What needs to be done =>
Every record should be written out exactly, with the pictures left out.

Dataset excerpts =>
--------------------------------

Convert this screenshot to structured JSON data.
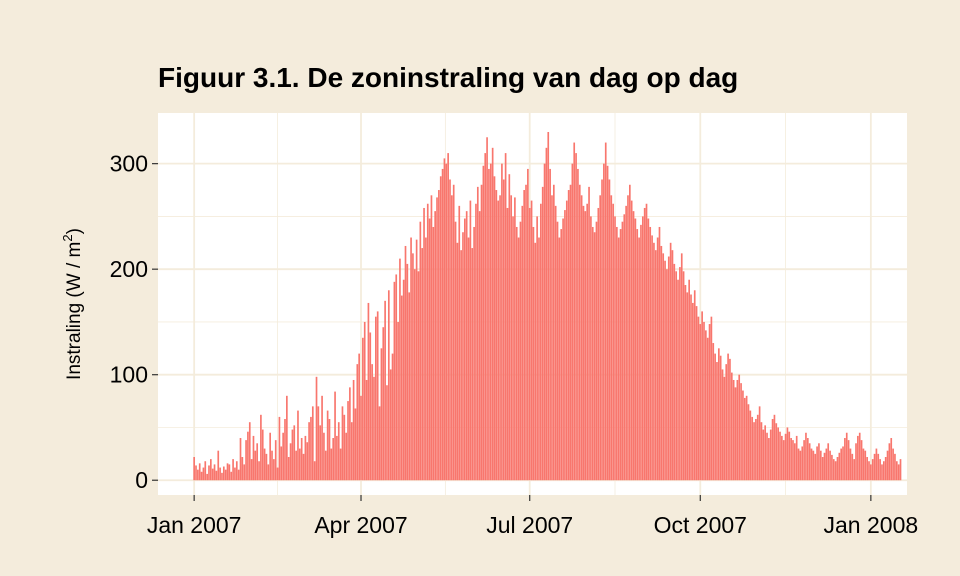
{
  "chart_data": {
    "type": "bar",
    "title": "Figuur 3.1. De zoninstraling van dag op dag",
    "xlabel": "",
    "ylabel": "Instraling (W / m",
    "ylabel_superscript": "2",
    "ylabel_close": ")",
    "x_start": "2007-01-01",
    "x_end": "2007-12-31",
    "xlim": [
      "2007-01-01",
      "2008-01-01"
    ],
    "ylim": [
      -14,
      348
    ],
    "x_ticks": [
      {
        "date": "2007-01-01",
        "label": "Jan 2007"
      },
      {
        "date": "2007-04-01",
        "label": "Apr 2007"
      },
      {
        "date": "2007-07-01",
        "label": "Jul 2007"
      },
      {
        "date": "2007-10-01",
        "label": "Oct 2007"
      },
      {
        "date": "2008-01-01",
        "label": "Jan 2008"
      }
    ],
    "y_ticks": [
      0,
      100,
      200,
      300
    ],
    "grid": true,
    "colors": {
      "bar": "#f8766d",
      "panel": "#ffffff",
      "grid": "#f4ecdc",
      "background": "#f4ecdc"
    },
    "values": [
      22,
      14,
      10,
      16,
      8,
      12,
      18,
      6,
      14,
      20,
      11,
      15,
      9,
      28,
      12,
      7,
      13,
      10,
      16,
      15,
      8,
      20,
      12,
      18,
      10,
      40,
      22,
      15,
      38,
      46,
      55,
      20,
      42,
      28,
      35,
      18,
      62,
      48,
      30,
      25,
      15,
      45,
      28,
      20,
      38,
      12,
      60,
      32,
      45,
      58,
      80,
      22,
      35,
      48,
      52,
      28,
      66,
      30,
      40,
      25,
      42,
      36,
      55,
      60,
      70,
      18,
      98,
      70,
      52,
      80,
      45,
      28,
      66,
      58,
      30,
      40,
      84,
      42,
      55,
      30,
      70,
      62,
      45,
      75,
      88,
      55,
      95,
      68,
      110,
      120,
      80,
      135,
      150,
      95,
      168,
      140,
      110,
      98,
      155,
      160,
      70,
      125,
      145,
      170,
      90,
      180,
      105,
      120,
      188,
      195,
      150,
      210,
      175,
      190,
      222,
      205,
      178,
      230,
      215,
      200,
      228,
      198,
      245,
      220,
      258,
      230,
      262,
      248,
      270,
      240,
      255,
      268,
      275,
      288,
      295,
      305,
      300,
      310,
      285,
      270,
      280,
      245,
      225,
      260,
      218,
      235,
      248,
      255,
      230,
      265,
      220,
      240,
      262,
      278,
      255,
      280,
      298,
      310,
      325,
      295,
      300,
      315,
      288,
      275,
      265,
      270,
      300,
      285,
      310,
      258,
      290,
      270,
      250,
      268,
      240,
      230,
      245,
      260,
      275,
      280,
      295,
      258,
      265,
      240,
      225,
      250,
      230,
      262,
      278,
      300,
      315,
      330,
      295,
      270,
      280,
      260,
      245,
      230,
      238,
      248,
      256,
      265,
      275,
      280,
      300,
      320,
      310,
      295,
      280,
      270,
      260,
      255,
      262,
      278,
      250,
      240,
      235,
      245,
      258,
      270,
      285,
      300,
      320,
      298,
      285,
      270,
      262,
      250,
      240,
      230,
      238,
      245,
      252,
      260,
      270,
      280,
      265,
      255,
      248,
      238,
      230,
      242,
      250,
      258,
      262,
      248,
      240,
      232,
      225,
      218,
      230,
      240,
      222,
      215,
      208,
      200,
      212,
      225,
      218,
      205,
      198,
      190,
      202,
      215,
      198,
      185,
      178,
      190,
      176,
      168,
      180,
      165,
      155,
      148,
      160,
      150,
      142,
      135,
      148,
      155,
      130,
      120,
      112,
      125,
      118,
      105,
      98,
      110,
      120,
      115,
      102,
      95,
      88,
      95,
      100,
      92,
      85,
      78,
      80,
      72,
      66,
      60,
      55,
      58,
      62,
      70,
      55,
      48,
      52,
      45,
      40,
      48,
      58,
      62,
      54,
      50,
      46,
      42,
      38,
      44,
      50,
      46,
      40,
      38,
      35,
      42,
      30,
      28,
      32,
      38,
      45,
      40,
      35,
      30,
      28,
      25,
      32,
      35,
      28,
      22,
      26,
      30,
      35,
      28,
      24,
      20,
      18,
      22,
      26,
      30,
      32,
      40,
      45,
      38,
      30,
      25,
      20,
      35,
      42,
      45,
      38,
      30,
      28,
      22,
      18,
      15,
      20,
      25,
      30,
      25,
      20,
      15,
      18,
      22,
      28,
      35,
      40,
      30,
      25,
      18,
      15,
      20
    ]
  }
}
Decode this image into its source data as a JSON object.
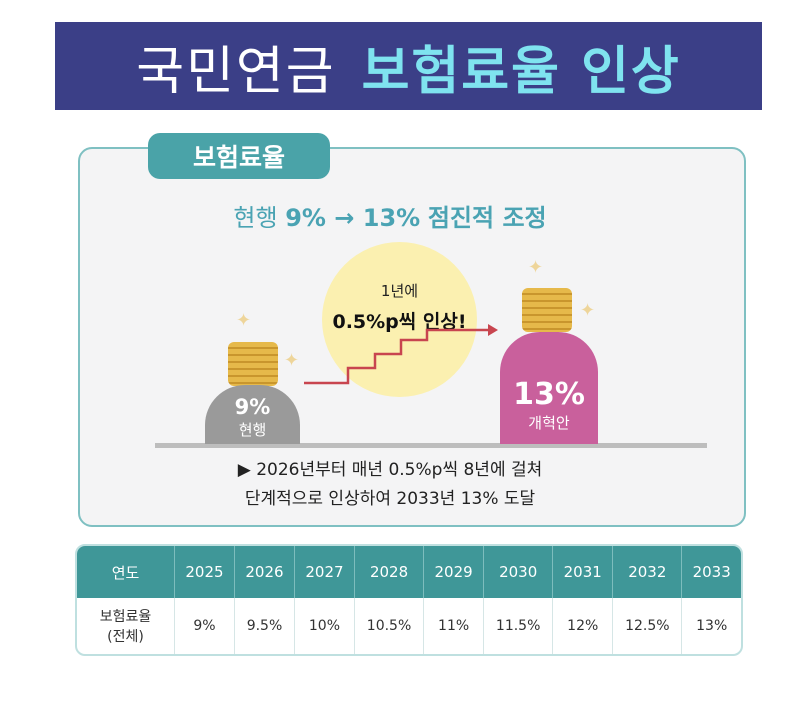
{
  "banner": {
    "title_part1": "국민연금",
    "title_part2": "보험료율 인상"
  },
  "section": {
    "tab_label": "보험료율",
    "subtitle_prefix": "현행",
    "subtitle_bold": "9% → 13%",
    "subtitle_suffix": "점진적 조정"
  },
  "bubble": {
    "line1": "1년에",
    "line2": "0.5%p씩 인상!"
  },
  "current": {
    "percent": "9%",
    "label": "현행"
  },
  "reform": {
    "percent": "13%",
    "label": "개혁안"
  },
  "note": {
    "line1": "▶ 2026년부터 매년 0.5%p씩 8년에 걸쳐",
    "line2": "단계적으로 인상하여 2033년 13% 도달"
  },
  "table": {
    "header_label": "연도",
    "row_label_1": "보험료율",
    "row_label_2": "(전체)",
    "years": [
      "2025",
      "2026",
      "2027",
      "2028",
      "2029",
      "2030",
      "2031",
      "2032",
      "2033"
    ],
    "rates": [
      "9%",
      "9.5%",
      "10%",
      "10.5%",
      "11%",
      "11.5%",
      "12%",
      "12.5%",
      "13%"
    ]
  },
  "colors": {
    "banner": "#3b3f87",
    "teal": "#3f9798",
    "pink": "#c9609c",
    "gray": "#9a9a9a"
  }
}
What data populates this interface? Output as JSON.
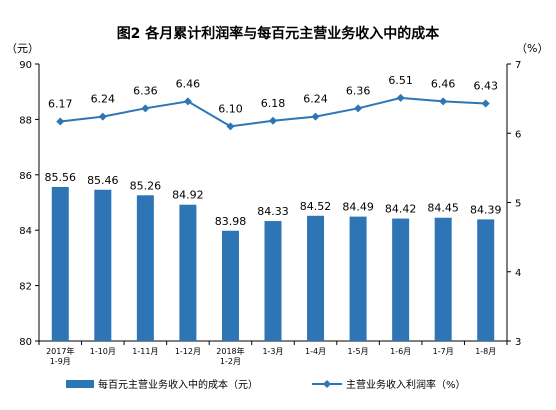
{
  "chart_data": {
    "type": "bar",
    "title": "图2  各月累计利润率与每百元主营业务收入中的成本",
    "categories": [
      [
        "2017年",
        "1-9月"
      ],
      [
        "1-10月"
      ],
      [
        "1-11月"
      ],
      [
        "1-12月"
      ],
      [
        "2018年",
        "1-2月"
      ],
      [
        "1-3月"
      ],
      [
        "1-4月"
      ],
      [
        "1-5月"
      ],
      [
        "1-6月"
      ],
      [
        "1-7月"
      ],
      [
        "1-8月"
      ]
    ],
    "left_axis": {
      "unit": "（元）",
      "ylim": [
        80,
        90
      ],
      "ticks": [
        "80",
        "82",
        "84",
        "86",
        "88",
        "90"
      ]
    },
    "right_axis": {
      "unit": "（%）",
      "ylim": [
        3,
        7
      ],
      "ticks": [
        "3",
        "4",
        "5",
        "6",
        "7"
      ]
    },
    "series": [
      {
        "name": "每百元主营业务收入中的成本（元）",
        "kind": "bar",
        "axis": "left",
        "color": "#2e75b6",
        "values": [
          85.56,
          85.46,
          85.26,
          84.92,
          83.98,
          84.33,
          84.52,
          84.49,
          84.42,
          84.45,
          84.39
        ],
        "labels": [
          "85.56",
          "85.46",
          "85.26",
          "84.92",
          "83.98",
          "84.33",
          "84.52",
          "84.49",
          "84.42",
          "84.45",
          "84.39"
        ]
      },
      {
        "name": "主营业务收入利润率（%）",
        "kind": "line",
        "axis": "right",
        "color": "#2e75b6",
        "values": [
          6.17,
          6.24,
          6.36,
          6.46,
          6.1,
          6.18,
          6.24,
          6.36,
          6.51,
          6.46,
          6.43
        ],
        "labels": [
          "6.17",
          "6.24",
          "6.36",
          "6.46",
          "6.10",
          "6.18",
          "6.24",
          "6.36",
          "6.51",
          "6.46",
          "6.43"
        ]
      }
    ],
    "legend": "bottom",
    "grid": false
  }
}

--------------------------------

Task answer =>
Convert this screenshot to structured JSON data.
{
  "chart_data": {
    "type": "bar",
    "title": "Figuur 3.1. De zoninstraling van dag op dag",
    "xlabel": "",
    "ylabel": "Instraling (W / m",
    "ylabel_superscript": "2",
    "ylabel_close": ")",
    "x_start": "2007-01-01",
    "x_end": "2007-12-31",
    "xlim": [
      "2007-01-01",
      "2008-01-01"
    ],
    "ylim": [
      -14,
      348
    ],
    "x_ticks": [
      {
        "date": "2007-01-01",
        "label": "Jan 2007"
      },
      {
        "date": "2007-04-01",
        "label": "Apr 2007"
      },
      {
        "date": "2007-07-01",
        "label": "Jul 2007"
      },
      {
        "date": "2007-10-01",
        "label": "Oct 2007"
      },
      {
        "date": "2008-01-01",
        "label": "Jan 2008"
      }
    ],
    "y_ticks": [
      0,
      100,
      200,
      300
    ],
    "grid": true,
    "colors": {
      "bar": "#f8766d",
      "panel": "#ffffff",
      "grid": "#f4ecdc",
      "background": "#f4ecdc"
    },
    "values": [
      22,
      14,
      10,
      16,
      8,
      12,
      18,
      6,
      14,
      20,
      11,
      15,
      9,
      28,
      12,
      7,
      13,
      10,
      16,
      15,
      8,
      20,
      12,
      18,
      10,
      40,
      22,
      15,
      38,
      46,
      55,
      20,
      42,
      28,
      35,
      18,
      62,
      48,
      30,
      25,
      15,
      45,
      28,
      20,
      38,
      12,
      60,
      32,
      45,
      58,
      80,
      22,
      35,
      48,
      52,
      28,
      66,
      30,
      40,
      25,
      42,
      36,
      55,
      60,
      70,
      18,
      98,
      70,
      52,
      80,
      45,
      28,
      66,
      58,
      30,
      40,
      84,
      42,
      55,
      30,
      70,
      62,
      45,
      75,
      88,
      55,
      95,
      68,
      110,
      120,
      80,
      135,
      150,
      95,
      168,
      140,
      110,
      98,
      155,
      160,
      70,
      125,
      145,
      170,
      90,
      180,
      105,
      120,
      188,
      195,
      150,
      210,
      175,
      190,
      222,
      205,
      178,
      230,
      215,
      200,
      228,
      198,
      245,
      220,
      258,
      230,
      262,
      248,
      270,
      240,
      255,
      268,
      275,
      288,
      295,
      305,
      300,
      310,
      285,
      270,
      280,
      245,
      225,
      260,
      218,
      235,
      248,
      255,
      230,
      265,
      220,
      240,
      262,
      278,
      255,
      280,
      298,
      310,
      325,
      295,
      300,
      315,
      288,
      275,
      265,
      270,
      300,
      285,
      310,
      258,
      290,
      270,
      250,
      268,
      240,
      230,
      245,
      260,
      275,
      280,
      295,
      258,
      265,
      240,
      225,
      250,
      230,
      262,
      278,
      300,
      315,
      330,
      295,
      270,
      280,
      260,
      245,
      230,
      238,
      248,
      256,
      265,
      275,
      280,
      300,
      320,
      310,
      295,
      280,
      270,
      260,
      255,
      262,
      278,
      250,
      240,
      235,
      245,
      258,
      270,
      285,
      300,
      320,
      298,
      285,
      270,
      262,
      250,
      240,
      230,
      238,
      245,
      252,
      260,
      270,
      280,
      265,
      255,
      248,
      238,
      230,
      242,
      250,
      258,
      262,
      248,
      240,
      232,
      225,
      218,
      230,
      240,
      222,
      215,
      208,
      200,
      212,
      225,
      218,
      205,
      198,
      190,
      202,
      215,
      198,
      185,
      178,
      190,
      176,
      168,
      180,
      165,
      155,
      148,
      160,
      150,
      142,
      135,
      148,
      155,
      130,
      120,
      112,
      125,
      118,
      105,
      98,
      110,
      120,
      115,
      102,
      95,
      88,
      95,
      100,
      92,
      85,
      78,
      80,
      72,
      66,
      60,
      55,
      58,
      62,
      70,
      55,
      48,
      52,
      45,
      40,
      48,
      58,
      62,
      54,
      50,
      46,
      42,
      38,
      44,
      50,
      46,
      40,
      38,
      35,
      42,
      30,
      28,
      32,
      38,
      45,
      40,
      35,
      30,
      28,
      25,
      32,
      35,
      28,
      22,
      26,
      30,
      35,
      28,
      24,
      20,
      18,
      22,
      26,
      30,
      32,
      40,
      45,
      38,
      30,
      25,
      20,
      35,
      42,
      45,
      38,
      30,
      28,
      22,
      18,
      15,
      20,
      25,
      30,
      25,
      20,
      15,
      18,
      22,
      28,
      35,
      40,
      30,
      25,
      18,
      15,
      20
    ]
  }
}
Decode this image into its source data as a JSON object.
{
  "banner": {
    "title_part1": "국민연금",
    "title_part2": "보험료율 인상"
  },
  "section": {
    "tab_label": "보험료율",
    "subtitle_prefix": "현행",
    "subtitle_bold": "9% → 13%",
    "subtitle_suffix": "점진적 조정"
  },
  "bubble": {
    "line1": "1년에",
    "line2": "0.5%p씩 인상!"
  },
  "current": {
    "percent": "9%",
    "label": "현행"
  },
  "reform": {
    "percent": "13%",
    "label": "개혁안"
  },
  "note": {
    "line1": "▶ 2026년부터 매년 0.5%p씩 8년에 걸쳐",
    "line2": "단계적으로 인상하여 2033년 13% 도달"
  },
  "table": {
    "header_label": "연도",
    "row_label_1": "보험료율",
    "row_label_2": "(전체)",
    "years": [
      "2025",
      "2026",
      "2027",
      "2028",
      "2029",
      "2030",
      "2031",
      "2032",
      "2033"
    ],
    "rates": [
      "9%",
      "9.5%",
      "10%",
      "10.5%",
      "11%",
      "11.5%",
      "12%",
      "12.5%",
      "13%"
    ]
  },
  "colors": {
    "banner": "#3b3f87",
    "teal": "#3f9798",
    "pink": "#c9609c",
    "gray": "#9a9a9a"
  }
}
What data populates this interface? Output as JSON.
{
  "chart_data": {
    "type": "bar",
    "title": "图2  各月累计利润率与每百元主营业务收入中的成本",
    "categories": [
      [
        "2017年",
        "1-9月"
      ],
      [
        "1-10月"
      ],
      [
        "1-11月"
      ],
      [
        "1-12月"
      ],
      [
        "2018年",
        "1-2月"
      ],
      [
        "1-3月"
      ],
      [
        "1-4月"
      ],
      [
        "1-5月"
      ],
      [
        "1-6月"
      ],
      [
        "1-7月"
      ],
      [
        "1-8月"
      ]
    ],
    "left_axis": {
      "unit": "（元）",
      "ylim": [
        80,
        90
      ],
      "ticks": [
        "80",
        "82",
        "84",
        "86",
        "88",
        "90"
      ]
    },
    "right_axis": {
      "unit": "（%）",
      "ylim": [
        3,
        7
      ],
      "ticks": [
        "3",
        "4",
        "5",
        "6",
        "7"
      ]
    },
    "series": [
      {
        "name": "每百元主营业务收入中的成本（元）",
        "kind": "bar",
        "axis": "left",
        "color": "#2e75b6",
        "values": [
          85.56,
          85.46,
          85.26,
          84.92,
          83.98,
          84.33,
          84.52,
          84.49,
          84.42,
          84.45,
          84.39
        ],
        "labels": [
          "85.56",
          "85.46",
          "85.26",
          "84.92",
          "83.98",
          "84.33",
          "84.52",
          "84.49",
          "84.42",
          "84.45",
          "84.39"
        ]
      },
      {
        "name": "主营业务收入利润率（%）",
        "kind": "line",
        "axis": "right",
        "color": "#2e75b6",
        "values": [
          6.17,
          6.24,
          6.36,
          6.46,
          6.1,
          6.18,
          6.24,
          6.36,
          6.51,
          6.46,
          6.43
        ],
        "labels": [
          "6.17",
          "6.24",
          "6.36",
          "6.46",
          "6.10",
          "6.18",
          "6.24",
          "6.36",
          "6.51",
          "6.46",
          "6.43"
        ]
      }
    ],
    "legend": "bottom",
    "grid": false
  }
}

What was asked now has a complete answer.